> DO THIS
Quote the lines below exactly, from the one that holds "What data populates" through the final line of the records, and only those.

--- Begin LISTING ---

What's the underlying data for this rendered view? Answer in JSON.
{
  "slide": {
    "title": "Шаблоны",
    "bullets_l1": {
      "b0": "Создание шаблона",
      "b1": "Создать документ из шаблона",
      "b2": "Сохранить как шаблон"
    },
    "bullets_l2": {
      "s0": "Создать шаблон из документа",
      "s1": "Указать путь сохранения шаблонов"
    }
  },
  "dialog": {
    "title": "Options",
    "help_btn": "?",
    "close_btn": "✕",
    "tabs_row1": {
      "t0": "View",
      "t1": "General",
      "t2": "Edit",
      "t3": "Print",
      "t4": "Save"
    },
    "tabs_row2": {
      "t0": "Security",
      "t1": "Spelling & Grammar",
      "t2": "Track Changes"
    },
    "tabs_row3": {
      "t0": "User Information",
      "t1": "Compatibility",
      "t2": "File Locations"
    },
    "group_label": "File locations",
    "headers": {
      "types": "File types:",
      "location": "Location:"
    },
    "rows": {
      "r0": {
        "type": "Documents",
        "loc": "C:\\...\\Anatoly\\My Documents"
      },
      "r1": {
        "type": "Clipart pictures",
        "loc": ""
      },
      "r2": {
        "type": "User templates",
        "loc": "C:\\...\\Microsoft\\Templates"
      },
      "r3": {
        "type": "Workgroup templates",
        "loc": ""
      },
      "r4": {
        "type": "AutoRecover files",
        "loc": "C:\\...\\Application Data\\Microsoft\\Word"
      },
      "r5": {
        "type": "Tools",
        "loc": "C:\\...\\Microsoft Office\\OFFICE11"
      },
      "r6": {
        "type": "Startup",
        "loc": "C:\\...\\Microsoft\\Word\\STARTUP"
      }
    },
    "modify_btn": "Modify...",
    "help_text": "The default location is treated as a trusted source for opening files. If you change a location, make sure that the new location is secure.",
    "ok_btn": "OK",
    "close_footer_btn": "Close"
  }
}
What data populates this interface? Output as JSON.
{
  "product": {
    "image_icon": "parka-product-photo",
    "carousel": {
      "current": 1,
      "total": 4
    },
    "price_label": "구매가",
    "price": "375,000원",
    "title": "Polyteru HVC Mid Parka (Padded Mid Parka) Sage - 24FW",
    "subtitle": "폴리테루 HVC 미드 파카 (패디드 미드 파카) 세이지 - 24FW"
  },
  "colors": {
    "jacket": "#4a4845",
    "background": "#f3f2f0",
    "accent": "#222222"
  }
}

--- End LISTING ---

> SOLUTION BELOW
What data populates this interface? Output as JSON.
{
  "product": {
    "image_icon": "parka-product-photo",
    "carousel": {
      "current": 1,
      "total": 4
    },
    "price_label": "구매가",
    "price": "375,000원",
    "title": "Polyteru HVC Mid Parka (Padded Mid Parka) Sage - 24FW",
    "subtitle": "폴리테루 HVC 미드 파카 (패디드 미드 파카) 세이지 - 24FW"
  },
  "colors": {
    "jacket": "#4a4845",
    "background": "#f3f2f0",
    "accent": "#222222"
  }
}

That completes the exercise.